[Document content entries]
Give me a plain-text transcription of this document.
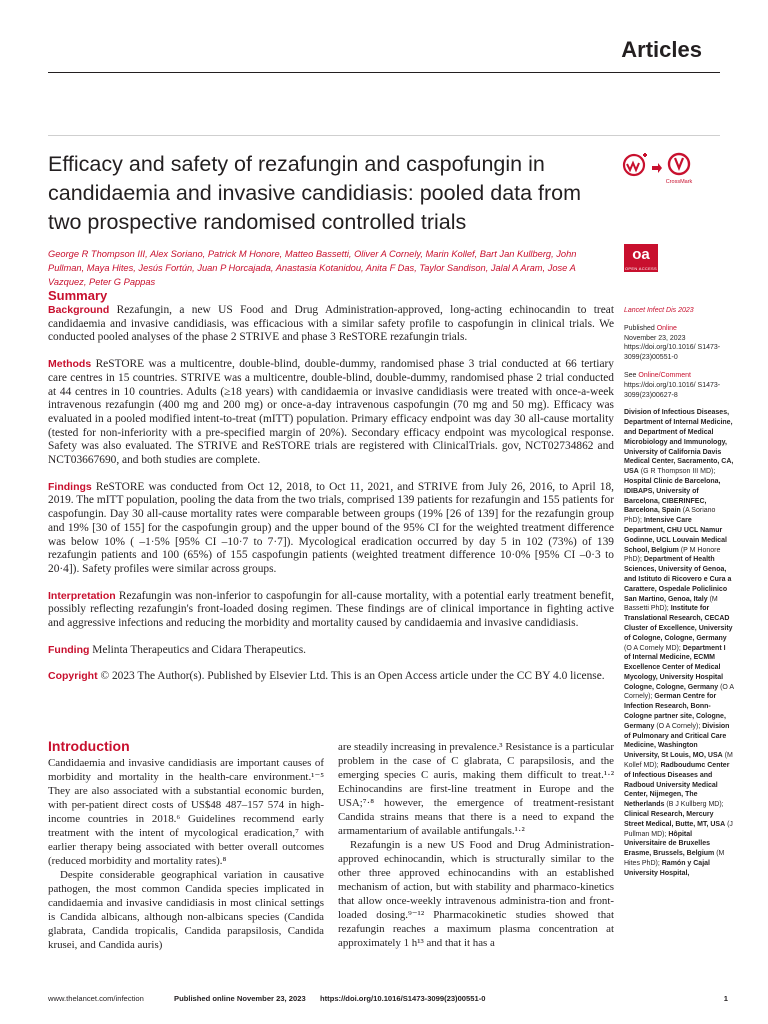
Articles
Efficacy and safety of rezafungin and caspofungin in candidaemia and invasive candidiasis: pooled data from two prospective randomised controlled trials
CrossMark
oa
OPEN ACCESS
George R Thompson III, Alex Soriano, Patrick M Honore, Matteo Bassetti, Oliver A Cornely, Marin Kollef, Bart Jan Kullberg, John Pullman, Maya Hites, Jesús Fortún, Juan P Horcajada, Anastasia Kotanidou, Anita F Das, Taylor Sandison, Jalal A Aram, Jose A Vazquez, Peter G Pappas
Summary

Background Rezafungin, a new US Food and Drug Administration-approved, long-acting echinocandin to treat candidaemia and invasive candidiasis, was efficacious with a similar safety profile to caspofungin in clinical trials. We conducted pooled analyses of the phase 2 STRIVE and phase 3 ReSTORE rezafungin trials.

Methods ReSTORE was a multicentre, double-blind, double-dummy, randomised phase 3 trial conducted at 66 tertiary care centres in 15 countries. STRIVE was a multicentre, double-blind, double-dummy, randomised phase 2 trial conducted at 44 centres in 10 countries. Adults (≥18 years) with candidaemia or invasive candidiasis were treated with once-a-week intravenous rezafungin (400 mg and 200 mg) or once-a-day intravenous caspofungin (70 mg and 50 mg). Efficacy was evaluated in a pooled modified intent-to-treat (mITT) population. Primary efficacy endpoint was day 30 all-cause mortality (tested for non-inferiority with a pre-specified margin of 20%). Secondary efficacy endpoint was mycological response. Safety was also evaluated. The STRIVE and ReSTORE trials are registered with ClinicalTrials. gov, NCT02734862 and NCT03667690, and both studies are complete.

Findings ReSTORE was conducted from Oct 12, 2018, to Oct 11, 2021, and STRIVE from July 26, 2016, to April 18, 2019. The mITT population, pooling the data from the two trials, comprised 139 patients for rezafungin and 155 patients for caspofungin. Day 30 all-cause mortality rates were comparable between groups (19% [26 of 139] for the rezafungin group and 19% [30 of 155] for the caspofungin group) and the upper bound of the 95% CI for the weighted treatment difference was below 10% ( –1·5% [95% CI –10·7 to 7·7]). Mycological eradication occurred by day 5 in 102 (73%) of 139 rezafungin patients and 100 (65%) of 155 caspofungin patients (weighted treatment difference 10·0% [95% CI –0·3 to 20·4]). Safety profiles were similar across groups.

Interpretation Rezafungin was non-inferior to caspofungin for all-cause mortality, with a potential early treatment benefit, possibly reflecting rezafungin's front-loaded dosing regimen. These findings are of clinical importance in fighting active and aggressive infections and reducing the morbidity and mortality caused by candidaemia and invasive candidiasis.

Funding Melinta Therapeutics and Cidara Therapeutics.

Copyright © 2023 The Author(s). Published by Elsevier Ltd. This is an Open Access article under the CC BY 4.0 license.

Lancet Infect Dis 2023
Published Online
November 23, 2023
https://doi.org/10.1016/ S1473-3099(23)00551-0
See Online/Comment
https://doi.org/10.1016/ S1473-3099(23)00627-8
Division of Infectious Diseases, Department of Internal Medicine, and Department of Medical Microbiology and Immunology, University of California Davis Medical Center, Sacramento, CA, USA (G R Thompson III MD); Hospital Clinic de Barcelona, IDIBAPS, University of Barcelona, CIBERINFEC, Barcelona, Spain (A Soriano PhD); Intensive Care Department, CHU UCL Namur Godinne, UCL Louvain Medical School, Belgium (P M Honore PhD); Department of Health Sciences, University of Genoa, and Istituto di Ricovero e Cura a Carattere, Ospedale Policlinico San Martino, Genoa, Italy (M Bassetti PhD); Institute for Translational Research, CECAD Cluster of Excellence, University of Cologne, Cologne, Germany (O A Cornely MD); Department I of Internal Medicine, ECMM Excellence Center of Medical Mycology, University Hospital Cologne, Cologne, Germany (O A Cornely); German Centre for Infection Research, Bonn-Cologne partner site, Cologne, Germany (O A Cornely); Division of Pulmonary and Critical Care Medicine, Washington University, St Louis, MO, USA (M Kollef MD); Radboudumc Center of Infectious Diseases and Radboud University Medical Center, Nijmegen, The Netherlands (B J Kullberg MD); Clinical Research, Mercury Street Medical, Butte, MT, USA (J Pullman MD); Hôpital Universitaire de Bruxelles Erasme, Brussels, Belgium (M Hites PhD); Ramón y Cajal University Hospital,
Introduction

Candidaemia and invasive candidiasis are important causes of morbidity and mortality in the health-care environment.¹⁻⁵ They are also associated with a substantial economic burden, with per-patient direct costs of US$48 487–157 574 in high-income countries in 2018.⁶ Guidelines recommend early treatment with the intent of mycological eradication,⁷ with earlier therapy being associated with better overall outcomes (reduced morbidity and mortality rates).⁸

Despite considerable geographical variation in causative pathogen, the most common Candida species implicated in candidaemia and invasive candidiasis in most clinical settings is Candida albicans, although non-albicans species (Candida glabrata, Candida tropicalis, Candida parapsilosis, Candida krusei, and Candida auris)

are steadily increasing in prevalence.³ Resistance is a particular problem in the case of C glabrata, C parapsilosis, and the emerging species C auris, making them difficult to treat.¹·² Echinocandins are first-line treatment in Europe and the USA;⁷·⁸ however, the emergence of treatment-resistant Candida strains means that there is a need to expand the armamentarium of available antifungals.¹·²

Rezafungin is a new US Food and Drug Administration-approved echinocandin, which is structurally similar to the other three approved echinocandins with an established mechanism of action, but with stability and pharmaco-kinetics that allow once-weekly intravenous administra-tion and front-loaded dosing.⁹⁻¹² Pharmacokinetic studies showed that rezafungin reaches a maximum plasma concentration at approximately 1 h¹³ and that it has a

www.thelancet.com/infection	Published online November 23, 2023 https://doi.org/10.1016/S1473-3099(23)00551-0	1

Required action ->
What lines of the data include the word "phase"? Copy each of them.

Written response ->
Background Rezafungin, a new US Food and Drug Administration-approved, long-acting echinocandin to treat candidaemia and invasive candidiasis, was efficacious with a similar safety profile to caspofungin in clinical trials. We conducted pooled analyses of the phase 2 STRIVE and phase 3 ReSTORE rezafungin trials.
Methods ReSTORE was a multicentre, double-blind, double-dummy, randomised phase 3 trial conducted at 66 tertiary care centres in 15 countries. STRIVE was a multicentre, double-blind, double-dummy, randomised phase 2 trial conducted at 44 centres in 10 countries. Adults (≥18 years) with candidaemia or invasive candidiasis were treated with once-a-week intravenous rezafungin (400 mg and 200 mg) or once-a-day intravenous caspofungin (70 mg and 50 mg). Efficacy was evaluated in a pooled modified intent-to-treat (mITT) population. Primary efficacy endpoint was day 30 all-cause mortality (tested for non-inferiority with a pre-specified margin of 20%). Secondary efficacy endpoint was mycological response. Safety was also evaluated. The STRIVE and ReSTORE trials are registered with ClinicalTrials. gov, NCT02734862 and NCT03667690, and both studies are complete.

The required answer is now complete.